— Start of Data lines —

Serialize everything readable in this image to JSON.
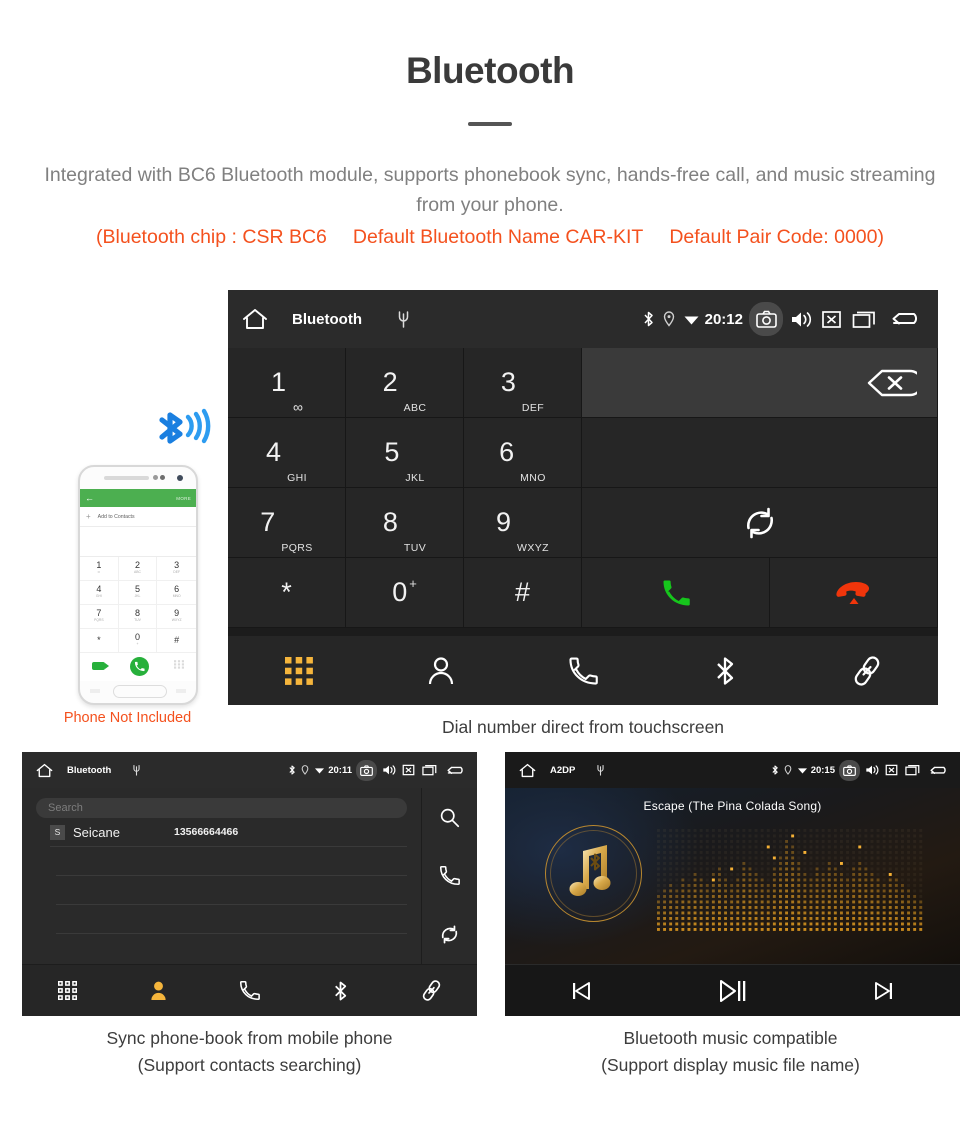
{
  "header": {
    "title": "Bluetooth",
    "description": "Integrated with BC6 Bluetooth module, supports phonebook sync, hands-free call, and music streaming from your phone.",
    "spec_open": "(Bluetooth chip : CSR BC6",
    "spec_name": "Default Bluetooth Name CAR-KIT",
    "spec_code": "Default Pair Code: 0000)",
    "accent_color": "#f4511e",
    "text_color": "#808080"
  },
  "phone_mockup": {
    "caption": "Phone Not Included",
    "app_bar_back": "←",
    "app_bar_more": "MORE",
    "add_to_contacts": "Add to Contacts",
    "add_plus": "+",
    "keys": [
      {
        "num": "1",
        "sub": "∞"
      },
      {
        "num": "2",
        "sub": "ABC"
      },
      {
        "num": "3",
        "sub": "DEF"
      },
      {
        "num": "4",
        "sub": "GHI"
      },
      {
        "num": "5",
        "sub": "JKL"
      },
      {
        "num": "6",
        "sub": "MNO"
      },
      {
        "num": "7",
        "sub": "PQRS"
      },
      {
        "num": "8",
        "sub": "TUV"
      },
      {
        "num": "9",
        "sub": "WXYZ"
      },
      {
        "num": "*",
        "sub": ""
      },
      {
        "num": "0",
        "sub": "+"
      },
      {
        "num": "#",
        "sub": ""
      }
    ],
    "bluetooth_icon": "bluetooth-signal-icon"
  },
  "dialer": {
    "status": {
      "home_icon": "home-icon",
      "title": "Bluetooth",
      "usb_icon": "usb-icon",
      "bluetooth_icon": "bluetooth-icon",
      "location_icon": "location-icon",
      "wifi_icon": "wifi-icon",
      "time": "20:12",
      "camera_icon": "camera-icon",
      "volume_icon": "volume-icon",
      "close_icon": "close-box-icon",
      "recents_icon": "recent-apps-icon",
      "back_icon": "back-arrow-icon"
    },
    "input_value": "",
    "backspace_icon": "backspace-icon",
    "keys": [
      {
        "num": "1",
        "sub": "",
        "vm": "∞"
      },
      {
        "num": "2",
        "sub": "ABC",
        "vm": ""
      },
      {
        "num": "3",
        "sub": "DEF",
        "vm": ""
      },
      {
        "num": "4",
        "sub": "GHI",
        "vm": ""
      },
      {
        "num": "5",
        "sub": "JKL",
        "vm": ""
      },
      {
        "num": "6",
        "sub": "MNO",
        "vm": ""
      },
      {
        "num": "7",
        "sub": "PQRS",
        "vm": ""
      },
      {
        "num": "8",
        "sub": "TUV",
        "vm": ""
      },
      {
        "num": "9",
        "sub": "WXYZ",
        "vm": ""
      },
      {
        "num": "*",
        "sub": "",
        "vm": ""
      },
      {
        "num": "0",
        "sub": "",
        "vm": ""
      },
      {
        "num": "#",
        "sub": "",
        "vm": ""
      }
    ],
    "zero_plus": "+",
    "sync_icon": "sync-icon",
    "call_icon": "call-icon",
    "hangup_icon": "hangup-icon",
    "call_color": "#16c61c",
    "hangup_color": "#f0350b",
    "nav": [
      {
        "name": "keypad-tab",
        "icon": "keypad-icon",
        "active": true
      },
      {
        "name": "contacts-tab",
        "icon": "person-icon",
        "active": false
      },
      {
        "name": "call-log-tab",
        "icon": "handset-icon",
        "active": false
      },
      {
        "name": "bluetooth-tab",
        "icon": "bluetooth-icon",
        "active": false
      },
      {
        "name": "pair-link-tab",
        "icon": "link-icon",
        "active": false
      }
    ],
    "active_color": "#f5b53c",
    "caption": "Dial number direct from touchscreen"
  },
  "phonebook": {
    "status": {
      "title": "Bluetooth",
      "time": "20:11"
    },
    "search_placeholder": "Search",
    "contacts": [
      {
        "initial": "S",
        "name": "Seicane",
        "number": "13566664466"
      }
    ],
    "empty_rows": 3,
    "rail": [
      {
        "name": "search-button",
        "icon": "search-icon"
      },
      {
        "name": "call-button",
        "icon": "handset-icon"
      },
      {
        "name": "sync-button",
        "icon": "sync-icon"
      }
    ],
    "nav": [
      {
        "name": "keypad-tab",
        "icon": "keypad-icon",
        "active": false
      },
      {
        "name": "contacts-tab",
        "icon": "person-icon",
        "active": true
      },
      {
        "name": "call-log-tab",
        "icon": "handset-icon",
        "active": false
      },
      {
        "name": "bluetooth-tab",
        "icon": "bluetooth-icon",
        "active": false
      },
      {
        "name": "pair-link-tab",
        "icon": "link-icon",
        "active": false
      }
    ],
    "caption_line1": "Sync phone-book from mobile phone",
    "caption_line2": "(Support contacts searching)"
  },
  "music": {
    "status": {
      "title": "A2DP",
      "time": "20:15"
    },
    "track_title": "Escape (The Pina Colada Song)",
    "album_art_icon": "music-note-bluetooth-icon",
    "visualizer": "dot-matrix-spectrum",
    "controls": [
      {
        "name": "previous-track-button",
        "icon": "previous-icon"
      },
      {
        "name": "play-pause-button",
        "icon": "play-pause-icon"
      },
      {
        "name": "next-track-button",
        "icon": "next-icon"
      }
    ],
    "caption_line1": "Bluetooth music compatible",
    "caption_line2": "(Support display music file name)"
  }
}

— End of Data lines —

= The request =
Leave out the pictures and give the rest of the records again exactly.

= Written reply =
Serialize everything readable in this image to JSON.
{
  "header": {
    "title": "Bluetooth",
    "description": "Integrated with BC6 Bluetooth module, supports phonebook sync, hands-free call, and music streaming from your phone.",
    "spec_open": "(Bluetooth chip : CSR BC6",
    "spec_name": "Default Bluetooth Name CAR-KIT",
    "spec_code": "Default Pair Code: 0000)",
    "accent_color": "#f4511e",
    "text_color": "#808080"
  },
  "phone_mockup": {
    "caption": "Phone Not Included",
    "app_bar_back": "←",
    "app_bar_more": "MORE",
    "add_to_contacts": "Add to Contacts",
    "add_plus": "+",
    "keys": [
      {
        "num": "1",
        "sub": "∞"
      },
      {
        "num": "2",
        "sub": "ABC"
      },
      {
        "num": "3",
        "sub": "DEF"
      },
      {
        "num": "4",
        "sub": "GHI"
      },
      {
        "num": "5",
        "sub": "JKL"
      },
      {
        "num": "6",
        "sub": "MNO"
      },
      {
        "num": "7",
        "sub": "PQRS"
      },
      {
        "num": "8",
        "sub": "TUV"
      },
      {
        "num": "9",
        "sub": "WXYZ"
      },
      {
        "num": "*",
        "sub": ""
      },
      {
        "num": "0",
        "sub": "+"
      },
      {
        "num": "#",
        "sub": ""
      }
    ],
    "bluetooth_icon": "bluetooth-signal-icon"
  },
  "dialer": {
    "status": {
      "home_icon": "home-icon",
      "title": "Bluetooth",
      "usb_icon": "usb-icon",
      "bluetooth_icon": "bluetooth-icon",
      "location_icon": "location-icon",
      "wifi_icon": "wifi-icon",
      "time": "20:12",
      "camera_icon": "camera-icon",
      "volume_icon": "volume-icon",
      "close_icon": "close-box-icon",
      "recents_icon": "recent-apps-icon",
      "back_icon": "back-arrow-icon"
    },
    "input_value": "",
    "backspace_icon": "backspace-icon",
    "keys": [
      {
        "num": "1",
        "sub": "",
        "vm": "∞"
      },
      {
        "num": "2",
        "sub": "ABC",
        "vm": ""
      },
      {
        "num": "3",
        "sub": "DEF",
        "vm": ""
      },
      {
        "num": "4",
        "sub": "GHI",
        "vm": ""
      },
      {
        "num": "5",
        "sub": "JKL",
        "vm": ""
      },
      {
        "num": "6",
        "sub": "MNO",
        "vm": ""
      },
      {
        "num": "7",
        "sub": "PQRS",
        "vm": ""
      },
      {
        "num": "8",
        "sub": "TUV",
        "vm": ""
      },
      {
        "num": "9",
        "sub": "WXYZ",
        "vm": ""
      },
      {
        "num": "*",
        "sub": "",
        "vm": ""
      },
      {
        "num": "0",
        "sub": "",
        "vm": ""
      },
      {
        "num": "#",
        "sub": "",
        "vm": ""
      }
    ],
    "zero_plus": "+",
    "sync_icon": "sync-icon",
    "call_icon": "call-icon",
    "hangup_icon": "hangup-icon",
    "call_color": "#16c61c",
    "hangup_color": "#f0350b",
    "nav": [
      {
        "name": "keypad-tab",
        "icon": "keypad-icon",
        "active": true
      },
      {
        "name": "contacts-tab",
        "icon": "person-icon",
        "active": false
      },
      {
        "name": "call-log-tab",
        "icon": "handset-icon",
        "active": false
      },
      {
        "name": "bluetooth-tab",
        "icon": "bluetooth-icon",
        "active": false
      },
      {
        "name": "pair-link-tab",
        "icon": "link-icon",
        "active": false
      }
    ],
    "active_color": "#f5b53c",
    "caption": "Dial number direct from touchscreen"
  },
  "phonebook": {
    "status": {
      "title": "Bluetooth",
      "time": "20:11"
    },
    "search_placeholder": "Search",
    "contacts": [
      {
        "initial": "S",
        "name": "Seicane",
        "number": "13566664466"
      }
    ],
    "empty_rows": 3,
    "rail": [
      {
        "name": "search-button",
        "icon": "search-icon"
      },
      {
        "name": "call-button",
        "icon": "handset-icon"
      },
      {
        "name": "sync-button",
        "icon": "sync-icon"
      }
    ],
    "nav": [
      {
        "name": "keypad-tab",
        "icon": "keypad-icon",
        "active": false
      },
      {
        "name": "contacts-tab",
        "icon": "person-icon",
        "active": true
      },
      {
        "name": "call-log-tab",
        "icon": "handset-icon",
        "active": false
      },
      {
        "name": "bluetooth-tab",
        "icon": "bluetooth-icon",
        "active": false
      },
      {
        "name": "pair-link-tab",
        "icon": "link-icon",
        "active": false
      }
    ],
    "caption_line1": "Sync phone-book from mobile phone",
    "caption_line2": "(Support contacts searching)"
  },
  "music": {
    "status": {
      "title": "A2DP",
      "time": "20:15"
    },
    "track_title": "Escape (The Pina Colada Song)",
    "album_art_icon": "music-note-bluetooth-icon",
    "visualizer": "dot-matrix-spectrum",
    "controls": [
      {
        "name": "previous-track-button",
        "icon": "previous-icon"
      },
      {
        "name": "play-pause-button",
        "icon": "play-pause-icon"
      },
      {
        "name": "next-track-button",
        "icon": "next-icon"
      }
    ],
    "caption_line1": "Bluetooth music compatible",
    "caption_line2": "(Support display music file name)"
  }
}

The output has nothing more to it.